» Exercise requirements
Write out all entries word for word.

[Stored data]
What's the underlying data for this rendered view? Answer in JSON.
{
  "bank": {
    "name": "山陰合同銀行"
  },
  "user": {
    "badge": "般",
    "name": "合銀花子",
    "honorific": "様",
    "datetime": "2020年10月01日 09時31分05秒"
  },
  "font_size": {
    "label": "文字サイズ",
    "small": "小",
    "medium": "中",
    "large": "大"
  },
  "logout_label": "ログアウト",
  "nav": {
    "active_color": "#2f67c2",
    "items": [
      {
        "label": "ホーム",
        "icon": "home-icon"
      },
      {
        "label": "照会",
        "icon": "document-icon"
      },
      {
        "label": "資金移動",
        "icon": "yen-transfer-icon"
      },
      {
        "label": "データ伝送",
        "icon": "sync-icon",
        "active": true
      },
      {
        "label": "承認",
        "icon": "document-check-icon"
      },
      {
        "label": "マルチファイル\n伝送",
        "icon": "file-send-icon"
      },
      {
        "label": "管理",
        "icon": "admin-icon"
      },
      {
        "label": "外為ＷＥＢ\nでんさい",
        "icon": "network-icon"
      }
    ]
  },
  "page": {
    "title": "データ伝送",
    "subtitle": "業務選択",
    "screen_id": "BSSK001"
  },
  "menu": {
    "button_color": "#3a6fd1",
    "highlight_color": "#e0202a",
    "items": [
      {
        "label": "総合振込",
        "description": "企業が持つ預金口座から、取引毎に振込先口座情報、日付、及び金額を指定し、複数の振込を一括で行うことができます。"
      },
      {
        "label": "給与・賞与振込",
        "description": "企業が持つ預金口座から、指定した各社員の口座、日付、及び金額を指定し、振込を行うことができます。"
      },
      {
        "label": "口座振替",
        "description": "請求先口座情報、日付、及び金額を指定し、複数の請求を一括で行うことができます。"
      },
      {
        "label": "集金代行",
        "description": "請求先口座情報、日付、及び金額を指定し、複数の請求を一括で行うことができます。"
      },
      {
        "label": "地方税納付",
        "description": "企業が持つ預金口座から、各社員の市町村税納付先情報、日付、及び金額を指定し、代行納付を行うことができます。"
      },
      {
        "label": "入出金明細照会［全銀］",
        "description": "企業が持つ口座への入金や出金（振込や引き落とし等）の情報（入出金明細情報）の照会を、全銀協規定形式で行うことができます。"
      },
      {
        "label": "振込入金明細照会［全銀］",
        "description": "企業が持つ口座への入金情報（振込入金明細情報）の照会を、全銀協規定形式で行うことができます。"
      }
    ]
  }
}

» Right answer
What's the underlying data for this rendered view? Answer in JSON.
{
  "bank": {
    "name": "山陰合同銀行"
  },
  "user": {
    "badge": "般",
    "name": "合銀花子",
    "honorific": "様",
    "datetime": "2020年10月01日 09時31分05秒"
  },
  "font_size": {
    "label": "文字サイズ",
    "small": "小",
    "medium": "中",
    "large": "大"
  },
  "logout_label": "ログアウト",
  "nav": {
    "active_color": "#2f67c2",
    "items": [
      {
        "label": "ホーム",
        "icon": "home-icon"
      },
      {
        "label": "照会",
        "icon": "document-icon"
      },
      {
        "label": "資金移動",
        "icon": "yen-transfer-icon"
      },
      {
        "label": "データ伝送",
        "icon": "sync-icon",
        "active": true
      },
      {
        "label": "承認",
        "icon": "document-check-icon"
      },
      {
        "label": "マルチファイル\n伝送",
        "icon": "file-send-icon"
      },
      {
        "label": "管理",
        "icon": "admin-icon"
      },
      {
        "label": "外為ＷＥＢ\nでんさい",
        "icon": "network-icon"
      }
    ]
  },
  "page": {
    "title": "データ伝送",
    "subtitle": "業務選択",
    "screen_id": "BSSK001"
  },
  "menu": {
    "button_color": "#3a6fd1",
    "highlight_color": "#e0202a",
    "items": [
      {
        "label": "総合振込",
        "description": "企業が持つ預金口座から、取引毎に振込先口座情報、日付、及び金額を指定し、複数の振込を一括で行うことができます。"
      },
      {
        "label": "給与・賞与振込",
        "description": "企業が持つ預金口座から、指定した各社員の口座、日付、及び金額を指定し、振込を行うことができます。"
      },
      {
        "label": "口座振替",
        "description": "請求先口座情報、日付、及び金額を指定し、複数の請求を一括で行うことができます。"
      },
      {
        "label": "集金代行",
        "description": "請求先口座情報、日付、及び金額を指定し、複数の請求を一括で行うことができます。"
      },
      {
        "label": "地方税納付",
        "description": "企業が持つ預金口座から、各社員の市町村税納付先情報、日付、及び金額を指定し、代行納付を行うことができます。"
      },
      {
        "label": "入出金明細照会［全銀］",
        "description": "企業が持つ口座への入金や出金（振込や引き落とし等）の情報（入出金明細情報）の照会を、全銀協規定形式で行うことができます。"
      },
      {
        "label": "振込入金明細照会［全銀］",
        "description": "企業が持つ口座への入金情報（振込入金明細情報）の照会を、全銀協規定形式で行うことができます。"
      }
    ]
  }
}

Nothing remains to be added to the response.